▶ _Written instruction_: Find every line in the material below that contains the word "Select" and copy each of those lines in full.

▶ _Supplied information_:
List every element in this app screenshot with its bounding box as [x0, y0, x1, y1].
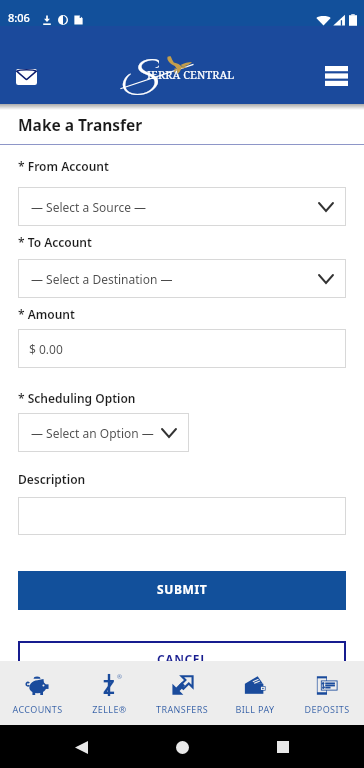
button[interactable]: Home: [162, 727, 202, 767]
staticText: Make a Transfer: [18, 114, 143, 135]
button[interactable]: TRANSFERS: [146, 661, 218, 725]
staticText: DEPOSITS: [304, 703, 350, 715]
button[interactable]: Back: [61, 727, 101, 767]
button[interactable]: Menu: [315, 54, 358, 97]
staticText: ZELLE®: [92, 703, 127, 715]
button[interactable]: BILL PAY: [219, 661, 291, 725]
staticText: — Select an Option —: [31, 425, 154, 441]
staticText: ACCOUNTS: [12, 703, 63, 715]
staticText: ®: [117, 673, 122, 681]
staticText: TRANSFERS: [156, 703, 208, 715]
button[interactable]: Z: [73, 661, 145, 725]
button[interactable]: $ 0.00: [18, 329, 346, 368]
button[interactable]: ACCOUNTS: [1, 661, 73, 725]
button[interactable]: [18, 497, 346, 535]
staticText: Description: [18, 471, 86, 487]
staticText: — Select a Destination —: [31, 271, 173, 287]
staticText: * Amount: [18, 306, 75, 322]
staticText: S: [121, 57, 159, 103]
button[interactable]: CANCEL: [18, 641, 346, 680]
staticText: IERRA CENTRAL: [147, 67, 235, 82]
staticText: — Select a Source —: [31, 199, 147, 215]
staticText: Z: [103, 673, 115, 697]
staticText: SUBMIT: [157, 581, 208, 597]
staticText: 8:06: [8, 10, 30, 25]
button[interactable]: — Select a Destination —: [18, 259, 346, 298]
staticText: * To Account: [18, 234, 92, 250]
staticText: BILL PAY: [235, 703, 275, 715]
button[interactable]: SUBMIT: [18, 571, 346, 610]
staticText: * Scheduling Option: [18, 390, 136, 406]
staticText: $ 0.00: [29, 341, 63, 357]
button[interactable]: — Select a Source —: [18, 187, 346, 226]
staticText: CANCEL: [157, 651, 208, 667]
button[interactable]: Messages: [5, 56, 47, 98]
staticText: * From Account: [18, 158, 109, 174]
button[interactable]: Recents: [263, 727, 303, 767]
button[interactable]: DEPOSITS: [291, 661, 363, 725]
button[interactable]: — Select an Option —: [18, 413, 189, 452]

▶ _The reply_:
staticText: — Select an Option —: [31, 425, 154, 441]
staticText: — Select a Destination —: [31, 271, 173, 287]
staticText: — Select a Source —: [31, 199, 147, 215]
button[interactable]: — Select a Destination —: [18, 259, 346, 298]
button[interactable]: — Select a Source —: [18, 187, 346, 226]
button[interactable]: — Select an Option —: [18, 413, 189, 452]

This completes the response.